▶ [Excerpt]
- - - - - - -

## Autour de l’approximation semi-classique. (Around semiclassical approximation).(French)Zbl 0621.35001

Progress in Mathematics, Vol. 68. Boston-Basel-Stuttgart: Birkhäuser. IX, 329 p.; DM 94.00 (1987).
This book is devoted to mathematical investigation of the quasi-classical limit of quantum mechanics. In Chapter I a short introduction into the principles of non-relativistic quantum theory is presented. In Chapter II ”h-admissible operators” calculus of scalar admissible h-pseudo- differential operators and of Fourier integral operators are developed. In Chapter III ”Functional calculus for h-admissible operators” a class of selfadjoint admissible h-pseudo-differential operators is introduced and it is proved that admissible functions of operators of this class are admissible h-pseudo-differential operators too; in particular resolvents and complex powers of operators are considered. Appendix 1 ”Essentially selfadjoint operators” and Appendix 2 ”Essential spectrum” contain certain classical functional-analytic results.

- - - - - - -

▶ [Data section]
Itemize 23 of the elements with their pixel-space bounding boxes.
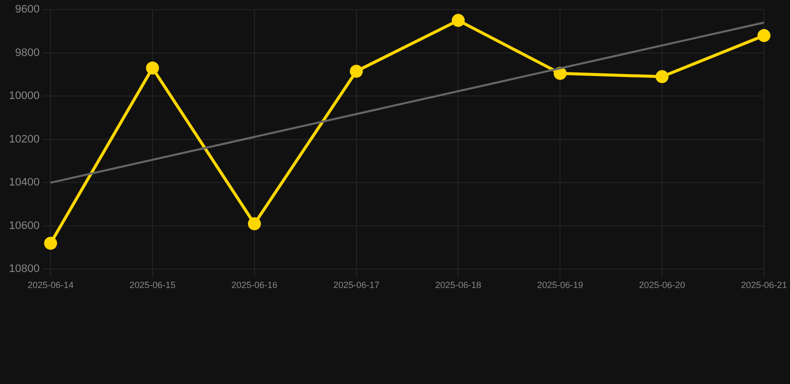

- - - - - - -

▶ [What to do]
**a.** In the review of the book on semiclassical approximation, what does Chapter I present?
**b.** Go on with the review of the book on semiclassical approximation, starting after its last sentence.

▶ [Answers for the tasks]
**a.** A short introduction to the principles of non-relativistic quantum theory.

**b.**
In Chapter IV ”Classical trajectories and quantum evolution” a theory of the non-stationary Schrödinger equation and of similar equations is developed and it is proved that frequency sets of solutions propagate along trajectories of the Hamilton-Jacobi equation. A climax of the book is Chapter V ”Quasi-classical properties of the discrete spectrum” where the main theorem of the book is proved. Namely, if H is an appropriate selfadjoint h-pseudo-differential operator and if (C) $$E_ 1$$, $$E_ 2$$ are not critical values of the quasi-principal symbol $$a_ 0$$ of H then $(*)\quad N_ I(h)=c_ 0h^{-n}+O(h^{1-n})\quad as\quad h\to +0$ where n is a dimension and $$c_ 0=(2\pi)^{-n}mes a_ 0^{-1}(I)$$, $$I=(E_ 1,E_ 2)$$ and $$N_ I$$ is a number of eigenvalues of H lying in this interval. Moreover, a list of problems and complements and an extensive list of references is given.
Remark of the reviewer. This book had been written in 1983 and in 1986 only one page was added. Hence no contemporary result is contained. Let us list a few of them. Under certain conditions (*) was proved for matrix h-pseudo-differential operators in domains with boundary: if measures of the sets of all the periodic trajectories on the energy levels $$E_ 1$$ and $$E_ 2$$ are equal to 0 then $(**)\quad N_ I(h)=c_ 0h^{- n}+c_ 1h^{1-n}+o(h^{1-n})\quad as\quad h\to +0.$ On the other hand if all the trajectories are periodic with the same period and a condition to quasi-sub-principal symbol of H is fulfilled then there is a cluster asymptotics of $$N_ I(h)$$. Moreover, asymptotics (*) and (**) was proved for the Schrödinger operator with $$n\geq 2$$ even without condition (C) and even in the case when scalar and vector potentials have singularities of a certain type. Certain more advanced results was obtained, too. Moreover, Helffer-Sjöstrand and Simon theory of tunnelling and multiple wells and resonances was developed.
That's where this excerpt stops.